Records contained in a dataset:
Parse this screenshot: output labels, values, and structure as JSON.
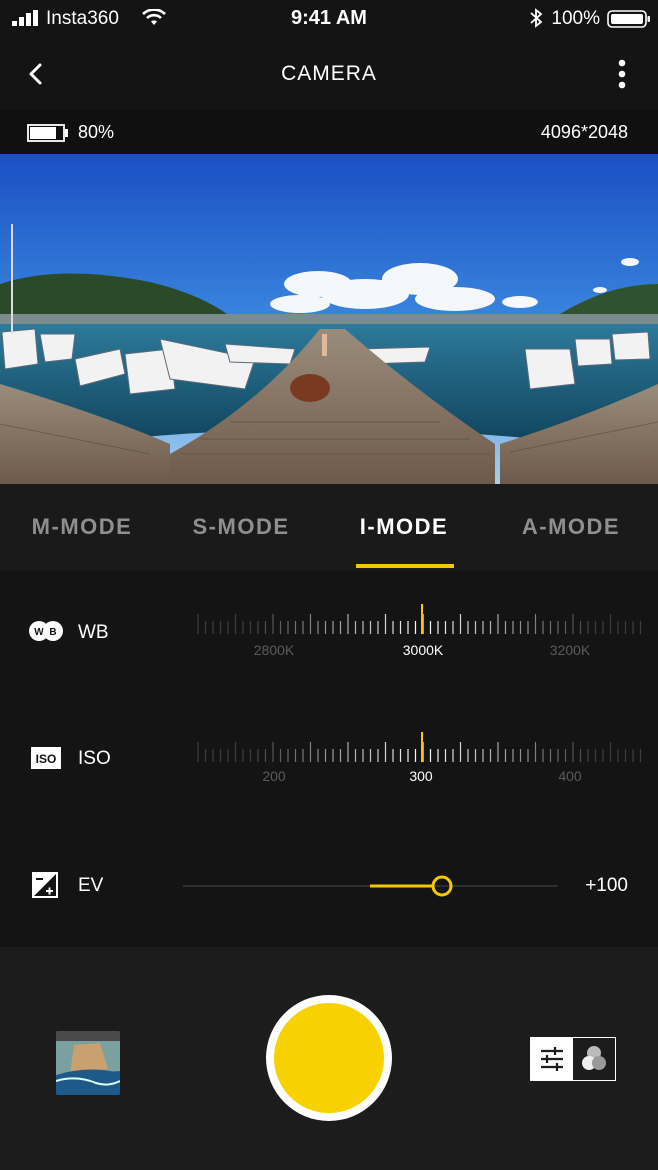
{
  "status_bar": {
    "carrier": "Insta360",
    "time": "9:41 AM",
    "battery_pct": "100%"
  },
  "header": {
    "title": "CAMERA"
  },
  "info_bar": {
    "battery": "80%",
    "resolution": "4096*2048"
  },
  "tabs": [
    {
      "label": "M-MODE"
    },
    {
      "label": "S-MODE"
    },
    {
      "label": "I-MODE",
      "active": true
    },
    {
      "label": "A-MODE"
    }
  ],
  "wb": {
    "label": "WB",
    "ticks": [
      "2800K",
      "3000K",
      "3200K"
    ],
    "selected": "3000K"
  },
  "iso": {
    "label": "ISO",
    "ticks": [
      "200",
      "300",
      "400"
    ],
    "selected": "300"
  },
  "ev": {
    "label": "EV",
    "value": "+100"
  },
  "colors": {
    "accent": "#f7d200",
    "background": "#141414"
  }
}
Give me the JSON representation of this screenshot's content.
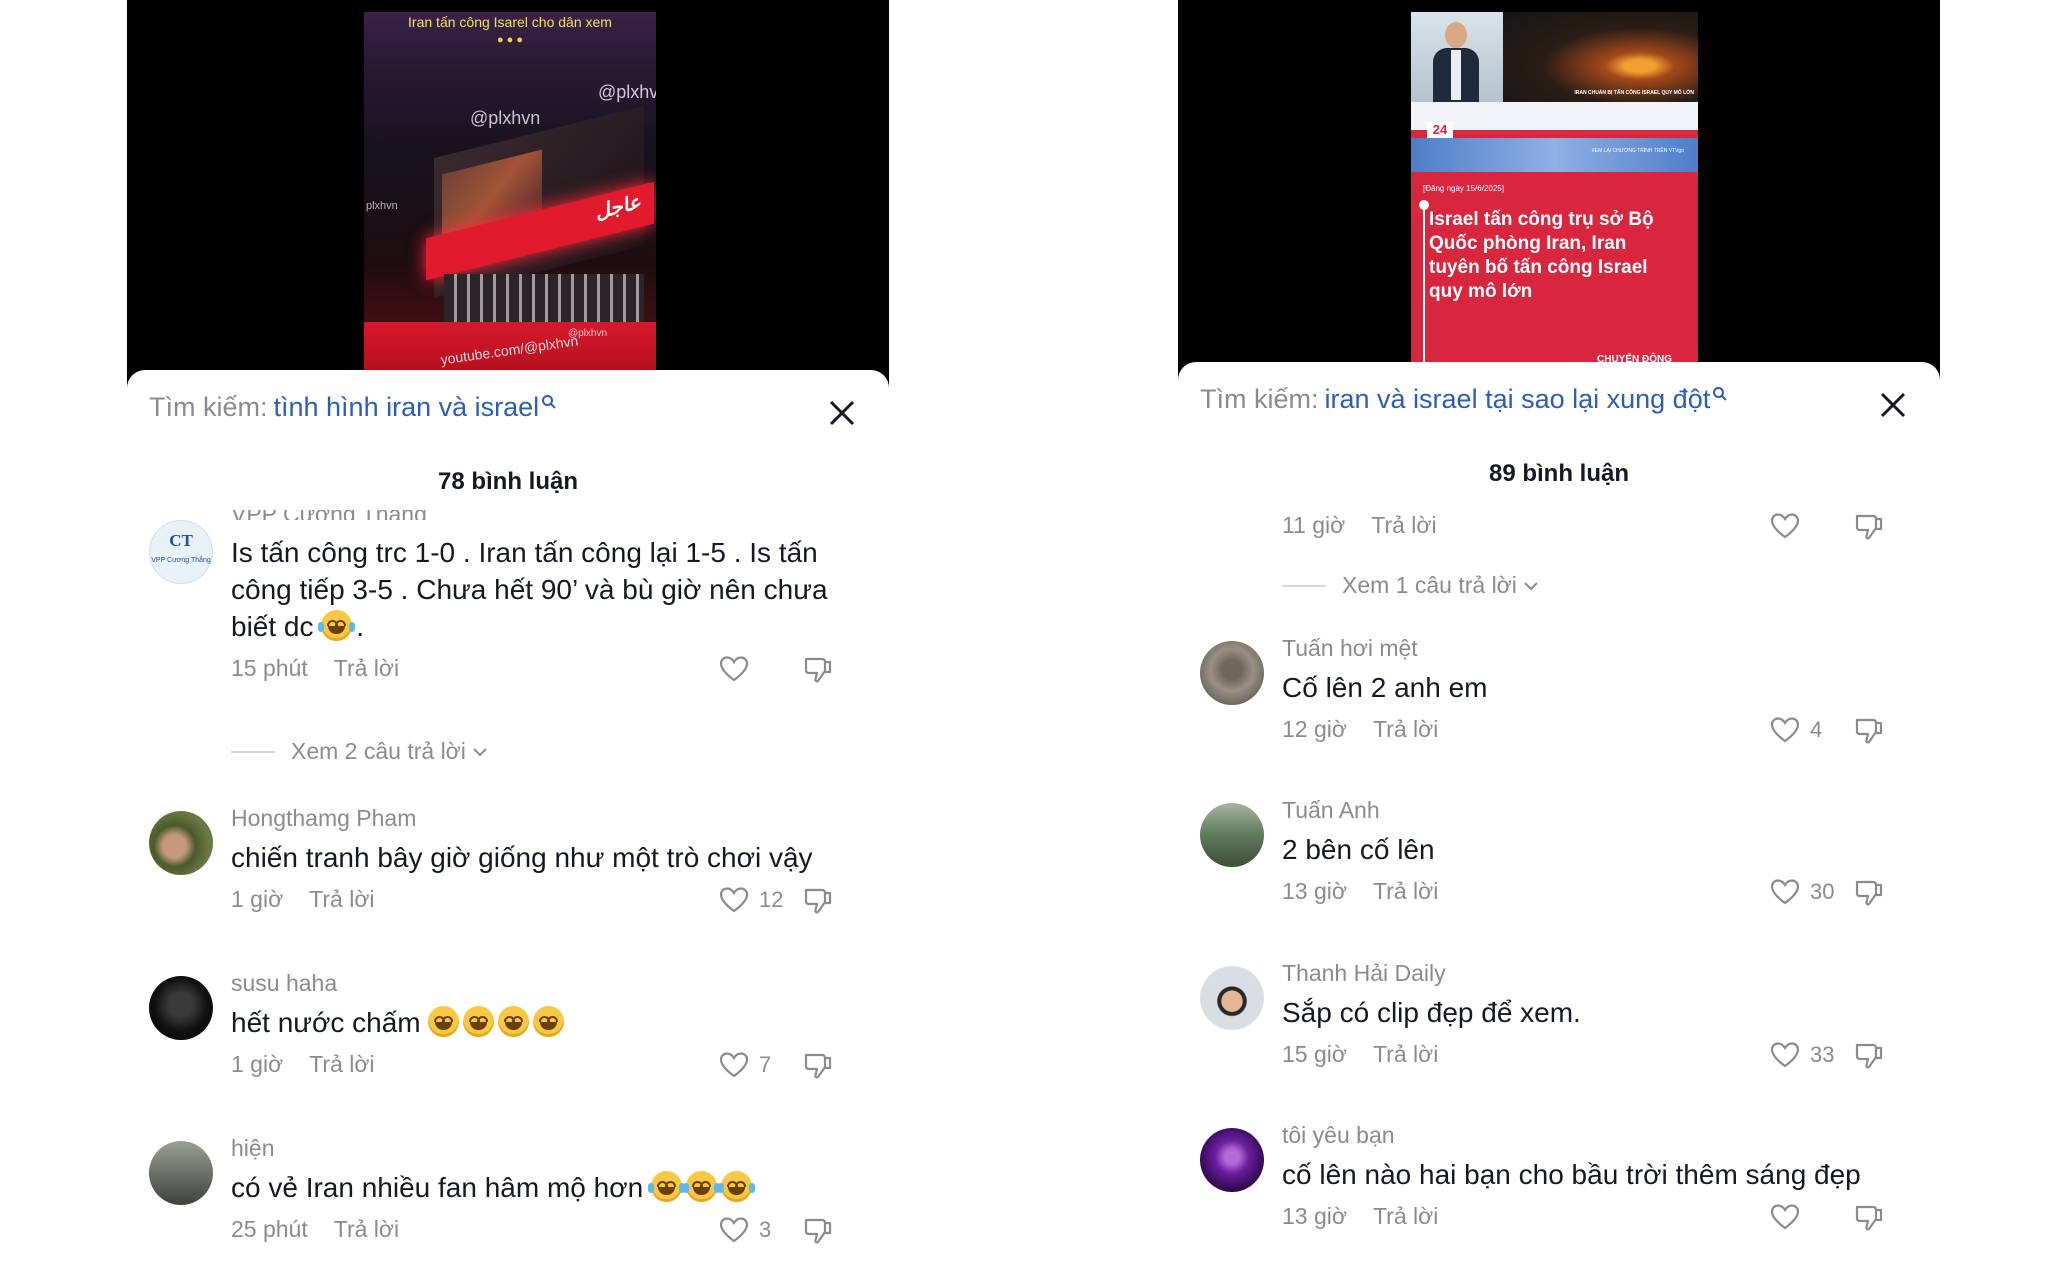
{
  "left": {
    "video": {
      "caption": "Iran tấn công Isarel cho dân xem",
      "watermarks": [
        "@plxhvn",
        "@plxhvn",
        "plxhvn",
        "youtube.com/@plxhvn",
        "@plxhvn"
      ],
      "sign_text": "عاجل"
    },
    "search": {
      "prefix": "Tìm kiếm:",
      "query": "tình hình iran và israel"
    },
    "comment_count": "78 bình luận",
    "comments": [
      {
        "user": "VPP Cương Thắng",
        "avatar_text": "CT",
        "avatar_sub": "VPP Cương Thắng",
        "avatar_color": "#e8f0f8",
        "text": "Is tấn công trc 1-0 . Iran tấn công lại 1-5 . Is tấn công tiếp 3-5 . Chưa hết 90’ và bù giờ nên chưa biết dc",
        "text_tail": ".",
        "time": "15 phút",
        "reply": "Trả lời",
        "likes": "",
        "view_replies": "Xem 2 câu trả lời"
      },
      {
        "user": "Hongthamg Pham",
        "avatar_color": "#5e6b42",
        "text": "chiến tranh bây giờ giống như một trò chơi vậy",
        "time": "1 giờ",
        "reply": "Trả lời",
        "likes": "12"
      },
      {
        "user": "susu haha",
        "avatar_color": "#151515",
        "text": "hết nước chấm",
        "time": "1 giờ",
        "reply": "Trả lời",
        "likes": "7"
      },
      {
        "user": "hiện",
        "avatar_color": "#6c6f69",
        "text": "có vẻ Iran nhiều fan hâm mộ hơn",
        "time": "25 phút",
        "reply": "Trả lời",
        "likes": "3"
      }
    ]
  },
  "right": {
    "video": {
      "channel_badge": "24",
      "headline_small": "IRAN CHUẨN BỊ TẤN CÔNG ISRAEL QUY MÔ LỚN",
      "ticker_small": "XEM LẠI CHƯƠNG TRÌNH TRÊN VTVgo",
      "date_tag": "[Đăng ngày 15/6/2025]",
      "headline": "Israel tấn công trụ sở Bộ Quốc phòng Iran, Iran tuyên bố tấn công Israel quy mô lớn",
      "footer_tag": "CHUYỂN ĐỘNG"
    },
    "search": {
      "prefix": "Tìm kiếm:",
      "query": "iran và israel tại sao lại xung đột"
    },
    "comment_count": "89 bình luận",
    "first_meta": {
      "time": "11 giờ",
      "reply": "Trả lời",
      "view_replies": "Xem 1 câu trả lời"
    },
    "comments": [
      {
        "user": "Tuấn hơi mệt",
        "avatar_color": "#8d8578",
        "text": "Cố lên 2 anh em",
        "time": "12 giờ",
        "reply": "Trả lời",
        "likes": "4"
      },
      {
        "user": "Tuấn Anh",
        "avatar_color": "#6d8a68",
        "text": "2 bên cố lên",
        "time": "13 giờ",
        "reply": "Trả lời",
        "likes": "30"
      },
      {
        "user": "Thanh Hải Daily",
        "avatar_color": "#d9dee3",
        "text": "Sắp có clip đẹp để xem.",
        "time": "15 giờ",
        "reply": "Trả lời",
        "likes": "33"
      },
      {
        "user": "tôi yêu bạn",
        "avatar_color": "#4b1670",
        "text": "cố lên nào hai bạn cho bầu trời thêm sáng đẹp",
        "time": "13 giờ",
        "reply": "Trả lời",
        "likes": ""
      }
    ]
  },
  "icons": {
    "search": "magnifier-icon",
    "close": "close-x-icon",
    "like": "heart-outline-icon",
    "dislike": "thumb-down-icon",
    "chevron": "chevron-down-icon"
  },
  "colors": {
    "accent_blue": "#2b5db9",
    "muted": "#8a8b91",
    "news_red": "#d7263d"
  }
}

Stated problem:
The data above should be repeated exactly, minus any pictures.

Final result:
Parse this screenshot: output labels, values, and structure as JSON.
{
  "status_bar": {
    "carrier": "Insta360",
    "time": "9:41 AM",
    "battery_pct": "100%"
  },
  "header": {
    "title": "CAMERA"
  },
  "info_bar": {
    "battery": "80%",
    "resolution": "4096*2048"
  },
  "tabs": [
    {
      "label": "M-MODE"
    },
    {
      "label": "S-MODE"
    },
    {
      "label": "I-MODE",
      "active": true
    },
    {
      "label": "A-MODE"
    }
  ],
  "wb": {
    "label": "WB",
    "ticks": [
      "2800K",
      "3000K",
      "3200K"
    ],
    "selected": "3000K"
  },
  "iso": {
    "label": "ISO",
    "ticks": [
      "200",
      "300",
      "400"
    ],
    "selected": "300"
  },
  "ev": {
    "label": "EV",
    "value": "+100"
  },
  "colors": {
    "accent": "#f7d200",
    "background": "#141414"
  }
}
Give me the JSON representation of this screenshot's content.
{
  "left": {
    "video": {
      "caption": "Iran tấn công Isarel cho dân xem",
      "watermarks": [
        "@plxhvn",
        "@plxhvn",
        "plxhvn",
        "youtube.com/@plxhvn",
        "@plxhvn"
      ],
      "sign_text": "عاجل"
    },
    "search": {
      "prefix": "Tìm kiếm:",
      "query": "tình hình iran và israel"
    },
    "comment_count": "78 bình luận",
    "comments": [
      {
        "user": "VPP Cương Thắng",
        "avatar_text": "CT",
        "avatar_sub": "VPP Cương Thắng",
        "avatar_color": "#e8f0f8",
        "text": "Is tấn công trc 1-0 . Iran tấn công lại 1-5 . Is tấn công tiếp 3-5 . Chưa hết 90’ và bù giờ nên chưa biết dc",
        "text_tail": ".",
        "time": "15 phút",
        "reply": "Trả lời",
        "likes": "",
        "view_replies": "Xem 2 câu trả lời"
      },
      {
        "user": "Hongthamg Pham",
        "avatar_color": "#5e6b42",
        "text": "chiến tranh bây giờ giống như một trò chơi vậy",
        "time": "1 giờ",
        "reply": "Trả lời",
        "likes": "12"
      },
      {
        "user": "susu haha",
        "avatar_color": "#151515",
        "text": "hết nước chấm",
        "time": "1 giờ",
        "reply": "Trả lời",
        "likes": "7"
      },
      {
        "user": "hiện",
        "avatar_color": "#6c6f69",
        "text": "có vẻ Iran nhiều fan hâm mộ hơn",
        "time": "25 phút",
        "reply": "Trả lời",
        "likes": "3"
      }
    ]
  },
  "right": {
    "video": {
      "channel_badge": "24",
      "headline_small": "IRAN CHUẨN BỊ TẤN CÔNG ISRAEL QUY MÔ LỚN",
      "ticker_small": "XEM LẠI CHƯƠNG TRÌNH TRÊN VTVgo",
      "date_tag": "[Đăng ngày 15/6/2025]",
      "headline": "Israel tấn công trụ sở Bộ Quốc phòng Iran, Iran tuyên bố tấn công Israel quy mô lớn",
      "footer_tag": "CHUYỂN ĐỘNG"
    },
    "search": {
      "prefix": "Tìm kiếm:",
      "query": "iran và israel tại sao lại xung đột"
    },
    "comment_count": "89 bình luận",
    "first_meta": {
      "time": "11 giờ",
      "reply": "Trả lời",
      "view_replies": "Xem 1 câu trả lời"
    },
    "comments": [
      {
        "user": "Tuấn hơi mệt",
        "avatar_color": "#8d8578",
        "text": "Cố lên 2 anh em",
        "time": "12 giờ",
        "reply": "Trả lời",
        "likes": "4"
      },
      {
        "user": "Tuấn Anh",
        "avatar_color": "#6d8a68",
        "text": "2 bên cố lên",
        "time": "13 giờ",
        "reply": "Trả lời",
        "likes": "30"
      },
      {
        "user": "Thanh Hải Daily",
        "avatar_color": "#d9dee3",
        "text": "Sắp có clip đẹp để xem.",
        "time": "15 giờ",
        "reply": "Trả lời",
        "likes": "33"
      },
      {
        "user": "tôi yêu bạn",
        "avatar_color": "#4b1670",
        "text": "cố lên nào hai bạn cho bầu trời thêm sáng đẹp",
        "time": "13 giờ",
        "reply": "Trả lời",
        "likes": ""
      }
    ]
  },
  "icons": {
    "search": "magnifier-icon",
    "close": "close-x-icon",
    "like": "heart-outline-icon",
    "dislike": "thumb-down-icon",
    "chevron": "chevron-down-icon"
  },
  "colors": {
    "accent_blue": "#2b5db9",
    "muted": "#8a8b91",
    "news_red": "#d7263d"
  }
}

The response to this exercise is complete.